Aim of the exercise:
Each entry has to be copied exactly, with nothing missed.

════════════════════

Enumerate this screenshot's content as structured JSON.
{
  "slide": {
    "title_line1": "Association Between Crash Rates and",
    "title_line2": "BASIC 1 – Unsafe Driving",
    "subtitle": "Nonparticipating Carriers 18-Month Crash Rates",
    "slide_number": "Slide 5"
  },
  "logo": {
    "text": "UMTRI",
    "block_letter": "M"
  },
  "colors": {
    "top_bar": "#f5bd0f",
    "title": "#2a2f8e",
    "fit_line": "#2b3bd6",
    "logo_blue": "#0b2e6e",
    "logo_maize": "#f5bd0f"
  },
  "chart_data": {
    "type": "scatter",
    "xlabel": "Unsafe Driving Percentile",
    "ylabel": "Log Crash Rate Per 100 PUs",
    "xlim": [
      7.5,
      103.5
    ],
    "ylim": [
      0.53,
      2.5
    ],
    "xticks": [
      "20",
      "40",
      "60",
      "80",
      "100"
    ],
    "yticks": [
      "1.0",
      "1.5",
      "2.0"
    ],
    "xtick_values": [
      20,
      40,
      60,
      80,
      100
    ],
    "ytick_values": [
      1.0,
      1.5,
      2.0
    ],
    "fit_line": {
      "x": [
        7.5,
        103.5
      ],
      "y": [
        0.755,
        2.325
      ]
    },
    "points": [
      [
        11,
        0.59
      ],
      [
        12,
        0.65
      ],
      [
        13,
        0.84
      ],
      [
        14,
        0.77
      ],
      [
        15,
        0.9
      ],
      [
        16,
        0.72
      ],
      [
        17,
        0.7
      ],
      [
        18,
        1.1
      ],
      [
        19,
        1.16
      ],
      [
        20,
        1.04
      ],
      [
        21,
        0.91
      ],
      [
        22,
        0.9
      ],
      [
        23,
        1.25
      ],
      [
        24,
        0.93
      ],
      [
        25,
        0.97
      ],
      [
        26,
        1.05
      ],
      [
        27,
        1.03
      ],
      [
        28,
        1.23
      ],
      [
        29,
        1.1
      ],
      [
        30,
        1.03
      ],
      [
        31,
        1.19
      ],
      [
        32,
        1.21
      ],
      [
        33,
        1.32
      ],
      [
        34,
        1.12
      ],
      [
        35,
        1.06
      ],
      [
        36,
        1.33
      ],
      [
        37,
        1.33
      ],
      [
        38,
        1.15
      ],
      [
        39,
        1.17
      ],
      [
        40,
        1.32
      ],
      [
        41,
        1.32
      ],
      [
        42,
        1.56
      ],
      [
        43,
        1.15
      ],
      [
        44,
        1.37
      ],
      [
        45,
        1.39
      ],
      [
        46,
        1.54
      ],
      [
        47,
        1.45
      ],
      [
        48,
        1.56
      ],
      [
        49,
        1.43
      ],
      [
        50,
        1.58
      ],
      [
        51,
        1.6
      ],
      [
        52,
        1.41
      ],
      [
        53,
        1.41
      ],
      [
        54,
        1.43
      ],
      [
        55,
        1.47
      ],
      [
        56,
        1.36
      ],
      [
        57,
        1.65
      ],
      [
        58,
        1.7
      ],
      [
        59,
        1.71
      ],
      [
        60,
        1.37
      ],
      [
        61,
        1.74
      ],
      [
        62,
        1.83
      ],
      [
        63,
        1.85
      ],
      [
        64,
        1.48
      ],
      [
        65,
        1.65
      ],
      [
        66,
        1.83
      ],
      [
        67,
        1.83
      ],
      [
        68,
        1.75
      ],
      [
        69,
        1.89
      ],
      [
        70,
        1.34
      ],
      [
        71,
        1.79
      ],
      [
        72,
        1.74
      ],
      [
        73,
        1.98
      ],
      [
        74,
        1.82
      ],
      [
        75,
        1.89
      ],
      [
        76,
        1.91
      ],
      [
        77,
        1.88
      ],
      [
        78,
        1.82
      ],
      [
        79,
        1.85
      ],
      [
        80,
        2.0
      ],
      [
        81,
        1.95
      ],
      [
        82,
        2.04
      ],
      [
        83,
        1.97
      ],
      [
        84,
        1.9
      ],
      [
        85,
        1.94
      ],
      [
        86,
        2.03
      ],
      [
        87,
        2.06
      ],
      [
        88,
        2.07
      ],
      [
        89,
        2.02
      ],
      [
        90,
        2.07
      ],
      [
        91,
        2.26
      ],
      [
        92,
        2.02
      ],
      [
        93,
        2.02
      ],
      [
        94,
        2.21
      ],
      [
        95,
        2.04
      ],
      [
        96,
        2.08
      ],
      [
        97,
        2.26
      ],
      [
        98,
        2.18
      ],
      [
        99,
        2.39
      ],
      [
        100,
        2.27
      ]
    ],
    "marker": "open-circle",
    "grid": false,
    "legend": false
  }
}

════════════════════

The result:
Enumerate this screenshot's content as structured JSON.
{
  "slide": {
    "title_line1": "Association Between Crash Rates and",
    "title_line2": "BASIC 1 – Unsafe Driving",
    "subtitle": "Nonparticipating Carriers 18-Month Crash Rates",
    "slide_number": "Slide 5"
  },
  "logo": {
    "text": "UMTRI",
    "block_letter": "M"
  },
  "colors": {
    "top_bar": "#f5bd0f",
    "title": "#2a2f8e",
    "fit_line": "#2b3bd6",
    "logo_blue": "#0b2e6e",
    "logo_maize": "#f5bd0f"
  },
  "chart_data": {
    "type": "scatter",
    "xlabel": "Unsafe Driving Percentile",
    "ylabel": "Log Crash Rate Per 100 PUs",
    "xlim": [
      7.5,
      103.5
    ],
    "ylim": [
      0.53,
      2.5
    ],
    "xticks": [
      "20",
      "40",
      "60",
      "80",
      "100"
    ],
    "yticks": [
      "1.0",
      "1.5",
      "2.0"
    ],
    "xtick_values": [
      20,
      40,
      60,
      80,
      100
    ],
    "ytick_values": [
      1.0,
      1.5,
      2.0
    ],
    "fit_line": {
      "x": [
        7.5,
        103.5
      ],
      "y": [
        0.755,
        2.325
      ]
    },
    "points": [
      [
        11,
        0.59
      ],
      [
        12,
        0.65
      ],
      [
        13,
        0.84
      ],
      [
        14,
        0.77
      ],
      [
        15,
        0.9
      ],
      [
        16,
        0.72
      ],
      [
        17,
        0.7
      ],
      [
        18,
        1.1
      ],
      [
        19,
        1.16
      ],
      [
        20,
        1.04
      ],
      [
        21,
        0.91
      ],
      [
        22,
        0.9
      ],
      [
        23,
        1.25
      ],
      [
        24,
        0.93
      ],
      [
        25,
        0.97
      ],
      [
        26,
        1.05
      ],
      [
        27,
        1.03
      ],
      [
        28,
        1.23
      ],
      [
        29,
        1.1
      ],
      [
        30,
        1.03
      ],
      [
        31,
        1.19
      ],
      [
        32,
        1.21
      ],
      [
        33,
        1.32
      ],
      [
        34,
        1.12
      ],
      [
        35,
        1.06
      ],
      [
        36,
        1.33
      ],
      [
        37,
        1.33
      ],
      [
        38,
        1.15
      ],
      [
        39,
        1.17
      ],
      [
        40,
        1.32
      ],
      [
        41,
        1.32
      ],
      [
        42,
        1.56
      ],
      [
        43,
        1.15
      ],
      [
        44,
        1.37
      ],
      [
        45,
        1.39
      ],
      [
        46,
        1.54
      ],
      [
        47,
        1.45
      ],
      [
        48,
        1.56
      ],
      [
        49,
        1.43
      ],
      [
        50,
        1.58
      ],
      [
        51,
        1.6
      ],
      [
        52,
        1.41
      ],
      [
        53,
        1.41
      ],
      [
        54,
        1.43
      ],
      [
        55,
        1.47
      ],
      [
        56,
        1.36
      ],
      [
        57,
        1.65
      ],
      [
        58,
        1.7
      ],
      [
        59,
        1.71
      ],
      [
        60,
        1.37
      ],
      [
        61,
        1.74
      ],
      [
        62,
        1.83
      ],
      [
        63,
        1.85
      ],
      [
        64,
        1.48
      ],
      [
        65,
        1.65
      ],
      [
        66,
        1.83
      ],
      [
        67,
        1.83
      ],
      [
        68,
        1.75
      ],
      [
        69,
        1.89
      ],
      [
        70,
        1.34
      ],
      [
        71,
        1.79
      ],
      [
        72,
        1.74
      ],
      [
        73,
        1.98
      ],
      [
        74,
        1.82
      ],
      [
        75,
        1.89
      ],
      [
        76,
        1.91
      ],
      [
        77,
        1.88
      ],
      [
        78,
        1.82
      ],
      [
        79,
        1.85
      ],
      [
        80,
        2.0
      ],
      [
        81,
        1.95
      ],
      [
        82,
        2.04
      ],
      [
        83,
        1.97
      ],
      [
        84,
        1.9
      ],
      [
        85,
        1.94
      ],
      [
        86,
        2.03
      ],
      [
        87,
        2.06
      ],
      [
        88,
        2.07
      ],
      [
        89,
        2.02
      ],
      [
        90,
        2.07
      ],
      [
        91,
        2.26
      ],
      [
        92,
        2.02
      ],
      [
        93,
        2.02
      ],
      [
        94,
        2.21
      ],
      [
        95,
        2.04
      ],
      [
        96,
        2.08
      ],
      [
        97,
        2.26
      ],
      [
        98,
        2.18
      ],
      [
        99,
        2.39
      ],
      [
        100,
        2.27
      ]
    ],
    "marker": "open-circle",
    "grid": false,
    "legend": false
  }
}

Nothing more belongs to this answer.